## SUPPLIED TEXT
==============================
Engineering patient-specific drug delivery to the brain

Friday, October 25, 2019

About the Presentation

Many central nervous system (CNS) diseases are difficult to treat effectively with blood-based drug delivery methods because the blood-brain barrier severely restricts or entirely blocks the passage of most drugs and biologics to the CNS tissue. One way to bypass the blood-brain barrier is through drug delivery to the cerebrospinal fluid (CSF), a clear, colorless fluid that surrounds the entire brain and spinal cord. A wide variety of drugs can be administered directly to the CSF at much lower dosages than to the bloodstream and typically fewer side effects. Although promising, clinical use of CSF drug delivery is limited by a lack of understanding about solute transport within the CSF and absorption into the CNS tissue. To gain such understanding is challenging given that the CSF moves back-and-forth with each heartbeat through a highly complex geometry.

While computational modeling is a powerful tool with the potential to provide deep insight into CSF drug delivery, more realistic computational models of CSF drug delivery are needed. Additional complicating factors are that CSF anatomy and physiology can vary substantially in CNS disease states and with age. A key advantage of a computational model is its potential to optimize patient-specific therapies (e.g., drug properties, delivery location, and injection volume to the target tissue). This is especially important for drugs that can cost more than $1M for a single dose.
==============================
## DATASET
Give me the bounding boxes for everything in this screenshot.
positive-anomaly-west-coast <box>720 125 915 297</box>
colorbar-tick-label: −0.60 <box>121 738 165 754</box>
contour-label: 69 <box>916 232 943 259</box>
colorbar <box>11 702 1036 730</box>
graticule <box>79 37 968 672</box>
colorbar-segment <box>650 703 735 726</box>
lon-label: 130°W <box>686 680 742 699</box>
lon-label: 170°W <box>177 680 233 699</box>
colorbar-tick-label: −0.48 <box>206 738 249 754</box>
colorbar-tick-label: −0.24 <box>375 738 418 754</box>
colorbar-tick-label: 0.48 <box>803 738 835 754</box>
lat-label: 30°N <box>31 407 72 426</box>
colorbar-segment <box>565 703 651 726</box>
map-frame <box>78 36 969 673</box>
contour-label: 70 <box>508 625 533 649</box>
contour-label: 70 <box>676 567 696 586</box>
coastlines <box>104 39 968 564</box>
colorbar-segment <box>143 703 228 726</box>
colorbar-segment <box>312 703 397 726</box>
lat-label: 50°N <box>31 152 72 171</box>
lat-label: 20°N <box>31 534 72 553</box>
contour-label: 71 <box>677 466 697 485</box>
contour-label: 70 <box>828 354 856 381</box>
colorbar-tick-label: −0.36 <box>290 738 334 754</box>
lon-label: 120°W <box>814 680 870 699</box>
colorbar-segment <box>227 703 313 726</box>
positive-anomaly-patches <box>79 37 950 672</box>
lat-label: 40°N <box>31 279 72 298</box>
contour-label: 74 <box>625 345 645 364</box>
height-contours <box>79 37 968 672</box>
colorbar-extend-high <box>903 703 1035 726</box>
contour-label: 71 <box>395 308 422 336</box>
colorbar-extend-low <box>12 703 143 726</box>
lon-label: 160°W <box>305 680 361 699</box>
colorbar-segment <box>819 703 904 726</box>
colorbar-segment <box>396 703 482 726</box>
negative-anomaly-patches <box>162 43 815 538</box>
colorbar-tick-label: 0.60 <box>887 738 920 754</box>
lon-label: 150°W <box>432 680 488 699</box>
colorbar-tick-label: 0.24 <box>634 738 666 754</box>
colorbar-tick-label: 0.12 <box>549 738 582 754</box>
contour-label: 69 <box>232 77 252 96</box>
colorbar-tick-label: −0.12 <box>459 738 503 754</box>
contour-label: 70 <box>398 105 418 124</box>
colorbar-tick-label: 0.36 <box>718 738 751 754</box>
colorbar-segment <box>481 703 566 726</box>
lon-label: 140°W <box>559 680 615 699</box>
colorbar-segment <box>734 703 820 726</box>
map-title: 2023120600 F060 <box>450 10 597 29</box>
==============================
## COMPLETE THE FOLLOWING
A. From the presentation summary on brain drug delivery, list the examples it gives of patient-specific therapy factors that a computational model could optimize.
B. Translate this sentence from the presentation summary on brain drug delivery into Spanish: "One way to bypass the blood-brain barrier is through drug delivery to the cerebrospinal fluid (CSF), a clear, colorless fluid that surrounds the entire brain and spinal cord."
C. Resume the presentation summary on brain drug delivery after its final sentence.

## RESULTS IN ORDER
A.
- Drug properties
- Delivery location
- Injection volume to the target tissue

B. Una forma de sortear la barrera hematoencefálica es la administración de fármacos en el líquido cefalorraquídeo (LCR), un líquido claro e incoloro que rodea todo el cerebro y la médula espinal.

C.
This talk will cover the work we are doing within the Neurophysiological Imaging and Modeling Laboratory (www.niml.org) to formulate and validate a computational and in vitro modeling pipeline that uses information from magnetic resonance images (MRI) to build patient-specific CSF drug delivery models. Ultimately, we envision the use of the pipeline by clinicians, pharmacological, and medical device companies to optimize patient-specific delivery of potentially life-altering CNS disease medications.

Due to the sensitive nature of some of the research presented, a video will not be posted for this seminar.

About the Presenter

Dr. Bryn Martin is an associate professor of Biological Engineering at the University of Idaho (2015-present). Martin served as director of the Conquer Chiari Research Center at the University of Akron (2012-15), completed post-doctoral training at the Swiss Federal Institute of Technology (2009-12) and earned a doctorate in Mechanical Engineering at the University of Illinois at Chicago (2008). Martin has been employed in a number of medical device companies and is an active medTech inventor, consultant, and scientific advisory board member. He serves as an executive board member to a number of international societies in the field of cerebrospinal fluid dynamics and CNS diseases.